Exercise >>
Transcribe all the entries word for word, but omit the images.

Material for this task >>
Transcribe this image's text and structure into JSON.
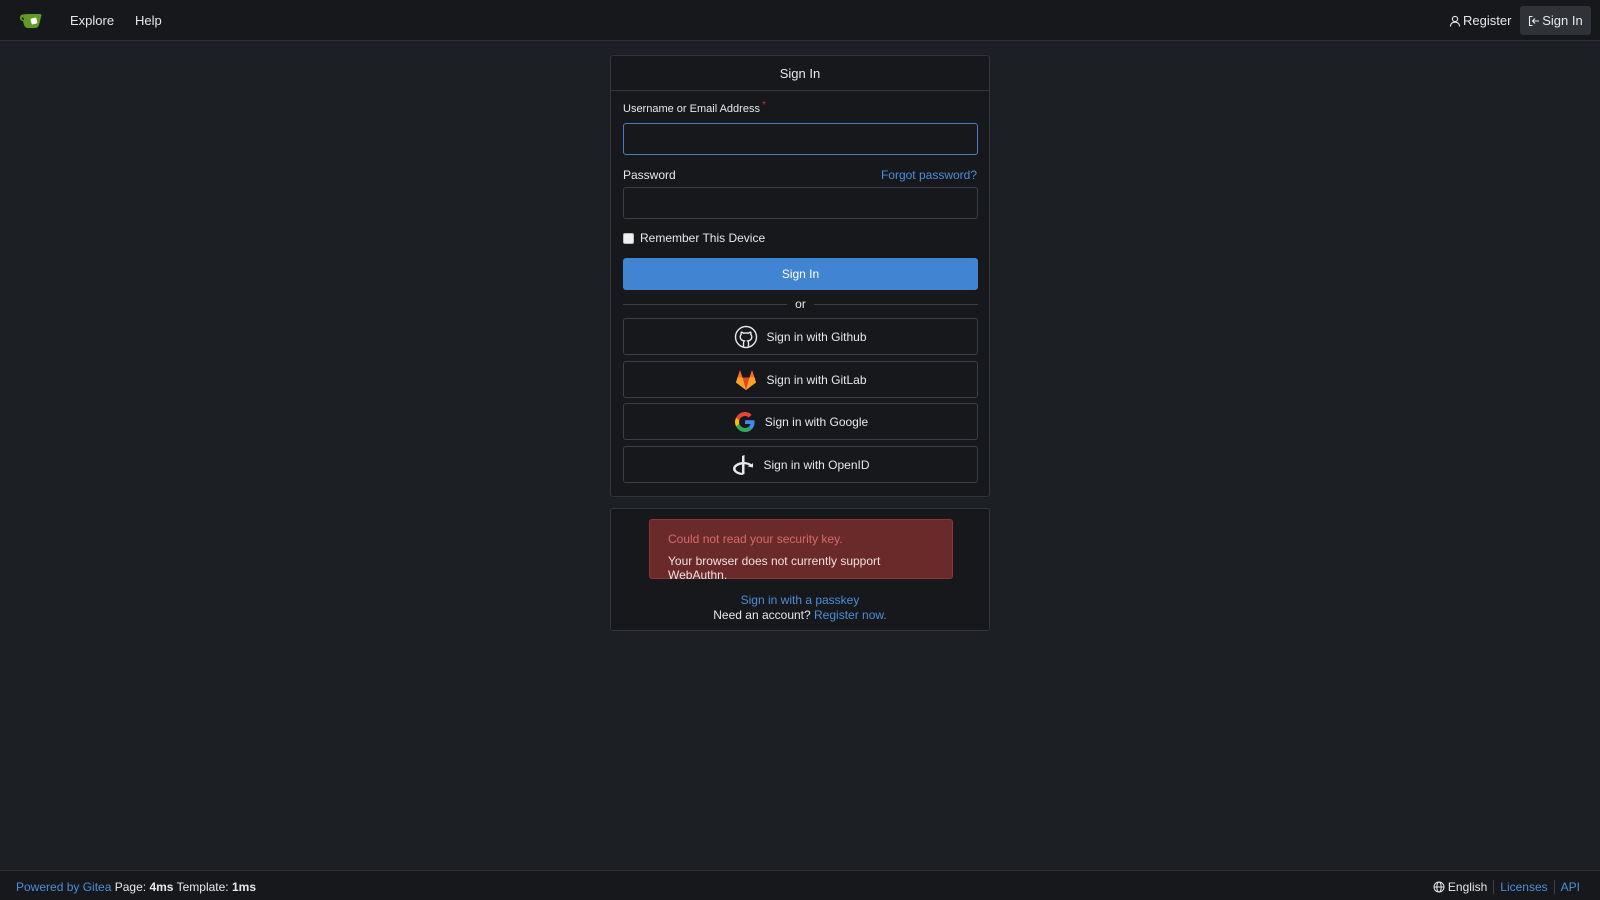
{
  "navbar": {
    "logo_icon": "gitea-teapot-icon",
    "explore": "Explore",
    "help": "Help",
    "register": "Register",
    "sign_in": "Sign In"
  },
  "signin": {
    "title": "Sign In",
    "username_label": "Username or Email Address",
    "required_marker": "*",
    "username_value": "",
    "password_label": "Password",
    "forgot_password": "Forgot password?",
    "password_value": "",
    "remember": "Remember This Device",
    "submit": "Sign In",
    "or": "or",
    "oauth": [
      {
        "label": "Sign in with Github",
        "icon": "github-icon"
      },
      {
        "label": "Sign in with GitLab",
        "icon": "gitlab-icon"
      },
      {
        "label": "Sign in with Google",
        "icon": "google-icon"
      },
      {
        "label": "Sign in with OpenID",
        "icon": "openid-icon"
      }
    ]
  },
  "passkey": {
    "error_title": "Could not read your security key.",
    "error_message": "Your browser does not currently support WebAuthn.",
    "passkey_link": "Sign in with a passkey",
    "need_account": "Need an account?",
    "register_now": "Register now."
  },
  "footer": {
    "powered_by": "Powered by Gitea",
    "page_label": "Page:",
    "page_time": "4ms",
    "template_label": "Template:",
    "template_time": "1ms",
    "language": "English",
    "licenses": "Licenses",
    "api": "API"
  },
  "colors": {
    "background": "#1c1f24",
    "primary": "#4184d2",
    "link": "#4c8ed7",
    "error_bg": "#6b2a2a"
  }
}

Problem solution >>
Transcribe this image's text and structure into JSON.
{
  "navbar": {
    "logo_icon": "gitea-teapot-icon",
    "explore": "Explore",
    "help": "Help",
    "register": "Register",
    "sign_in": "Sign In"
  },
  "signin": {
    "title": "Sign In",
    "username_label": "Username or Email Address",
    "required_marker": "*",
    "username_value": "",
    "password_label": "Password",
    "forgot_password": "Forgot password?",
    "password_value": "",
    "remember": "Remember This Device",
    "submit": "Sign In",
    "or": "or",
    "oauth": [
      {
        "label": "Sign in with Github",
        "icon": "github-icon"
      },
      {
        "label": "Sign in with GitLab",
        "icon": "gitlab-icon"
      },
      {
        "label": "Sign in with Google",
        "icon": "google-icon"
      },
      {
        "label": "Sign in with OpenID",
        "icon": "openid-icon"
      }
    ]
  },
  "passkey": {
    "error_title": "Could not read your security key.",
    "error_message": "Your browser does not currently support WebAuthn.",
    "passkey_link": "Sign in with a passkey",
    "need_account": "Need an account?",
    "register_now": "Register now."
  },
  "footer": {
    "powered_by": "Powered by Gitea",
    "page_label": "Page:",
    "page_time": "4ms",
    "template_label": "Template:",
    "template_time": "1ms",
    "language": "English",
    "licenses": "Licenses",
    "api": "API"
  },
  "colors": {
    "background": "#1c1f24",
    "primary": "#4184d2",
    "link": "#4c8ed7",
    "error_bg": "#6b2a2a"
  }
}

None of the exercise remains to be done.